** Required work **
Identify and reproduce every line holding the string "Nozzles".

-- Start Data rows --

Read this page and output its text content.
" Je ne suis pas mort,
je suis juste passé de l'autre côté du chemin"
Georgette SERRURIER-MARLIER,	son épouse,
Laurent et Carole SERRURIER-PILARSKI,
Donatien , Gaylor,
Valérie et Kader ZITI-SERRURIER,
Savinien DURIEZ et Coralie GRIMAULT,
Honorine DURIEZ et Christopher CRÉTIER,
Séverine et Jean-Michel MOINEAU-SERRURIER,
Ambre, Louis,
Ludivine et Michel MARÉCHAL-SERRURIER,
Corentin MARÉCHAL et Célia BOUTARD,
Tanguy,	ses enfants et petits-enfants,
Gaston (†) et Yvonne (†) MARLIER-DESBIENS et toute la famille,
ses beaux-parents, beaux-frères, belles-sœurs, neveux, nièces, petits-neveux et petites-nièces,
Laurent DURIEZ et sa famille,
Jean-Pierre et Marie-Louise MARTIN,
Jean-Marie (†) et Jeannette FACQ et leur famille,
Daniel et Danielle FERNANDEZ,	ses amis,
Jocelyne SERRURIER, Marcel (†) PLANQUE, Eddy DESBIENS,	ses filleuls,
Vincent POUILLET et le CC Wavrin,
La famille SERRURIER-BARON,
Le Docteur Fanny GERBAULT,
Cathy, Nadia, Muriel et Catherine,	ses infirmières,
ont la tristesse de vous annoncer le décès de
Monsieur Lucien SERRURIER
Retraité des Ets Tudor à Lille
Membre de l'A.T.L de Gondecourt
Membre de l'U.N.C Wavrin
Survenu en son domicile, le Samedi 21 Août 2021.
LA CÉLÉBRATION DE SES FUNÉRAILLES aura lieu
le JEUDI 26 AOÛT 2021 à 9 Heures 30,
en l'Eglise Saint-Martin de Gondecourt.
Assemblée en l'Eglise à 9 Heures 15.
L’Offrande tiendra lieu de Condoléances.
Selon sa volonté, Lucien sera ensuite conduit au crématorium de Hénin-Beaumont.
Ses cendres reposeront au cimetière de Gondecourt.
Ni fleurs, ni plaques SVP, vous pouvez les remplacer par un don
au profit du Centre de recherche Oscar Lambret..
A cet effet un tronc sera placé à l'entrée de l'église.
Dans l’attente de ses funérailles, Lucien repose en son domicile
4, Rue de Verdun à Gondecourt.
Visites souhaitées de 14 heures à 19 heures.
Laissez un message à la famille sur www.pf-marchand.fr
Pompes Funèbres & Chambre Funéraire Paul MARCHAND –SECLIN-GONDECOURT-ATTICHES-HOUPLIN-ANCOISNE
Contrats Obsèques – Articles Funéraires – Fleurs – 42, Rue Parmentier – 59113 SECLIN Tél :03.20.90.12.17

-- End Data rows --
-- Start Data rows --

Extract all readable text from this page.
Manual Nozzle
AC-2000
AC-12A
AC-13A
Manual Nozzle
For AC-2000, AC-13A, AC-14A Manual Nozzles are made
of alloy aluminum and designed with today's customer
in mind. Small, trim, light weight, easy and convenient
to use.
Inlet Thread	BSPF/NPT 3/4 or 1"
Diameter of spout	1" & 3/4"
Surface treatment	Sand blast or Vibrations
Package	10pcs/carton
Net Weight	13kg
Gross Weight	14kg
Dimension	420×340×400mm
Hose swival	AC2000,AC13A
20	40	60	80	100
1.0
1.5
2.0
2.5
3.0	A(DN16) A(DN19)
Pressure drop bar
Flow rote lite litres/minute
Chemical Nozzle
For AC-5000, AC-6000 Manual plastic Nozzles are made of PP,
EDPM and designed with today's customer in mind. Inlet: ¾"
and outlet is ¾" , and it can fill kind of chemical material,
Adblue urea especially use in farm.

-- End Data rows --

** Answer to this problem **
For AC-2000, AC-13A, AC-14A Manual Nozzles are made
For AC-5000, AC-6000 Manual plastic Nozzles are made of PP,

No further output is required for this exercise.